[Figure data in JSON]
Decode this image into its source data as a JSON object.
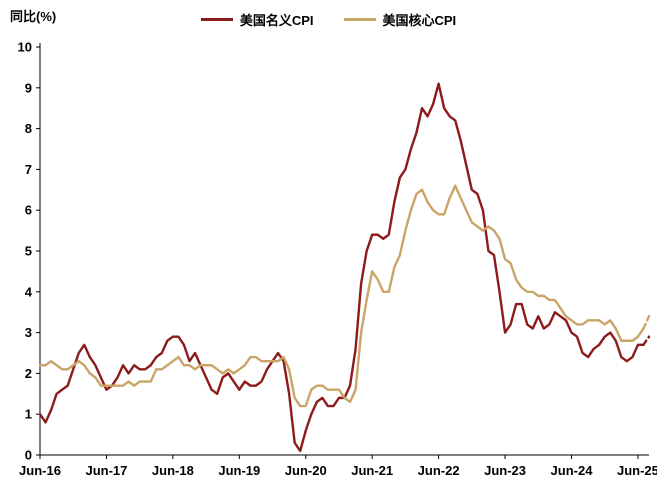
{
  "title": "同比(%)",
  "chart_data": {
    "type": "line",
    "title": "同比(%)",
    "ylabel": "同比(%)",
    "xlabel": "",
    "ylim": [
      0,
      10
    ],
    "ytick_step": 1,
    "grid": false,
    "legend_position": "top-center",
    "x_start_label": "Jun-16",
    "x_tick_labels": [
      "Jun-16",
      "Jun-17",
      "Jun-18",
      "Jun-19",
      "Jun-20",
      "Jun-21",
      "Jun-22",
      "Jun-23",
      "Jun-24",
      "Jun-25"
    ],
    "x_tick_indices": [
      0,
      12,
      24,
      36,
      48,
      60,
      72,
      84,
      96,
      108
    ],
    "x_frequency": "monthly",
    "series": [
      {
        "name": "美国名义CPI",
        "color": "#8C1B1A",
        "dashed_from_index": 109,
        "values": [
          1.0,
          0.8,
          1.1,
          1.5,
          1.6,
          1.7,
          2.1,
          2.5,
          2.7,
          2.4,
          2.2,
          1.9,
          1.6,
          1.7,
          1.9,
          2.2,
          2.0,
          2.2,
          2.1,
          2.1,
          2.2,
          2.4,
          2.5,
          2.8,
          2.9,
          2.9,
          2.7,
          2.3,
          2.5,
          2.2,
          1.9,
          1.6,
          1.5,
          1.9,
          2.0,
          1.8,
          1.6,
          1.8,
          1.7,
          1.7,
          1.8,
          2.1,
          2.3,
          2.5,
          2.3,
          1.5,
          0.3,
          0.1,
          0.6,
          1.0,
          1.3,
          1.4,
          1.2,
          1.2,
          1.4,
          1.4,
          1.7,
          2.6,
          4.2,
          5.0,
          5.4,
          5.4,
          5.3,
          5.4,
          6.2,
          6.8,
          7.0,
          7.5,
          7.9,
          8.5,
          8.3,
          8.6,
          9.1,
          8.5,
          8.3,
          8.2,
          7.7,
          7.1,
          6.5,
          6.4,
          6.0,
          5.0,
          4.9,
          4.0,
          3.0,
          3.2,
          3.7,
          3.7,
          3.2,
          3.1,
          3.4,
          3.1,
          3.2,
          3.5,
          3.4,
          3.3,
          3.0,
          2.9,
          2.5,
          2.4,
          2.6,
          2.7,
          2.9,
          3.0,
          2.8,
          2.4,
          2.3,
          2.4,
          2.7,
          2.7,
          2.9
        ]
      },
      {
        "name": "美国核心CPI",
        "color": "#C9A567",
        "dashed_from_index": 109,
        "values": [
          2.2,
          2.2,
          2.3,
          2.2,
          2.1,
          2.1,
          2.2,
          2.3,
          2.2,
          2.0,
          1.9,
          1.7,
          1.7,
          1.7,
          1.7,
          1.7,
          1.8,
          1.7,
          1.8,
          1.8,
          1.8,
          2.1,
          2.1,
          2.2,
          2.3,
          2.4,
          2.2,
          2.2,
          2.1,
          2.2,
          2.2,
          2.2,
          2.1,
          2.0,
          2.1,
          2.0,
          2.1,
          2.2,
          2.4,
          2.4,
          2.3,
          2.3,
          2.3,
          2.3,
          2.4,
          2.1,
          1.4,
          1.2,
          1.2,
          1.6,
          1.7,
          1.7,
          1.6,
          1.6,
          1.6,
          1.4,
          1.3,
          1.6,
          3.0,
          3.8,
          4.5,
          4.3,
          4.0,
          4.0,
          4.6,
          4.9,
          5.5,
          6.0,
          6.4,
          6.5,
          6.2,
          6.0,
          5.9,
          5.9,
          6.3,
          6.6,
          6.3,
          6.0,
          5.7,
          5.6,
          5.5,
          5.6,
          5.5,
          5.3,
          4.8,
          4.7,
          4.3,
          4.1,
          4.0,
          4.0,
          3.9,
          3.9,
          3.8,
          3.8,
          3.6,
          3.4,
          3.3,
          3.2,
          3.2,
          3.3,
          3.3,
          3.3,
          3.2,
          3.3,
          3.1,
          2.8,
          2.8,
          2.8,
          2.9,
          3.1,
          3.4
        ]
      }
    ]
  }
}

Given task: Output the full set of records above without changing a word, and drop the images.

Solution for this exercise:
Decode this image into its source data as a JSON object.
{
  "title": "同比(%)",
  "chart_data": {
    "type": "line",
    "title": "同比(%)",
    "ylabel": "同比(%)",
    "xlabel": "",
    "ylim": [
      0,
      10
    ],
    "ytick_step": 1,
    "grid": false,
    "legend_position": "top-center",
    "x_start_label": "Jun-16",
    "x_tick_labels": [
      "Jun-16",
      "Jun-17",
      "Jun-18",
      "Jun-19",
      "Jun-20",
      "Jun-21",
      "Jun-22",
      "Jun-23",
      "Jun-24",
      "Jun-25"
    ],
    "x_tick_indices": [
      0,
      12,
      24,
      36,
      48,
      60,
      72,
      84,
      96,
      108
    ],
    "x_frequency": "monthly",
    "series": [
      {
        "name": "美国名义CPI",
        "color": "#8C1B1A",
        "dashed_from_index": 109,
        "values": [
          1.0,
          0.8,
          1.1,
          1.5,
          1.6,
          1.7,
          2.1,
          2.5,
          2.7,
          2.4,
          2.2,
          1.9,
          1.6,
          1.7,
          1.9,
          2.2,
          2.0,
          2.2,
          2.1,
          2.1,
          2.2,
          2.4,
          2.5,
          2.8,
          2.9,
          2.9,
          2.7,
          2.3,
          2.5,
          2.2,
          1.9,
          1.6,
          1.5,
          1.9,
          2.0,
          1.8,
          1.6,
          1.8,
          1.7,
          1.7,
          1.8,
          2.1,
          2.3,
          2.5,
          2.3,
          1.5,
          0.3,
          0.1,
          0.6,
          1.0,
          1.3,
          1.4,
          1.2,
          1.2,
          1.4,
          1.4,
          1.7,
          2.6,
          4.2,
          5.0,
          5.4,
          5.4,
          5.3,
          5.4,
          6.2,
          6.8,
          7.0,
          7.5,
          7.9,
          8.5,
          8.3,
          8.6,
          9.1,
          8.5,
          8.3,
          8.2,
          7.7,
          7.1,
          6.5,
          6.4,
          6.0,
          5.0,
          4.9,
          4.0,
          3.0,
          3.2,
          3.7,
          3.7,
          3.2,
          3.1,
          3.4,
          3.1,
          3.2,
          3.5,
          3.4,
          3.3,
          3.0,
          2.9,
          2.5,
          2.4,
          2.6,
          2.7,
          2.9,
          3.0,
          2.8,
          2.4,
          2.3,
          2.4,
          2.7,
          2.7,
          2.9
        ]
      },
      {
        "name": "美国核心CPI",
        "color": "#C9A567",
        "dashed_from_index": 109,
        "values": [
          2.2,
          2.2,
          2.3,
          2.2,
          2.1,
          2.1,
          2.2,
          2.3,
          2.2,
          2.0,
          1.9,
          1.7,
          1.7,
          1.7,
          1.7,
          1.7,
          1.8,
          1.7,
          1.8,
          1.8,
          1.8,
          2.1,
          2.1,
          2.2,
          2.3,
          2.4,
          2.2,
          2.2,
          2.1,
          2.2,
          2.2,
          2.2,
          2.1,
          2.0,
          2.1,
          2.0,
          2.1,
          2.2,
          2.4,
          2.4,
          2.3,
          2.3,
          2.3,
          2.3,
          2.4,
          2.1,
          1.4,
          1.2,
          1.2,
          1.6,
          1.7,
          1.7,
          1.6,
          1.6,
          1.6,
          1.4,
          1.3,
          1.6,
          3.0,
          3.8,
          4.5,
          4.3,
          4.0,
          4.0,
          4.6,
          4.9,
          5.5,
          6.0,
          6.4,
          6.5,
          6.2,
          6.0,
          5.9,
          5.9,
          6.3,
          6.6,
          6.3,
          6.0,
          5.7,
          5.6,
          5.5,
          5.6,
          5.5,
          5.3,
          4.8,
          4.7,
          4.3,
          4.1,
          4.0,
          4.0,
          3.9,
          3.9,
          3.8,
          3.8,
          3.6,
          3.4,
          3.3,
          3.2,
          3.2,
          3.3,
          3.3,
          3.3,
          3.2,
          3.3,
          3.1,
          2.8,
          2.8,
          2.8,
          2.9,
          3.1,
          3.4
        ]
      }
    ]
  }
}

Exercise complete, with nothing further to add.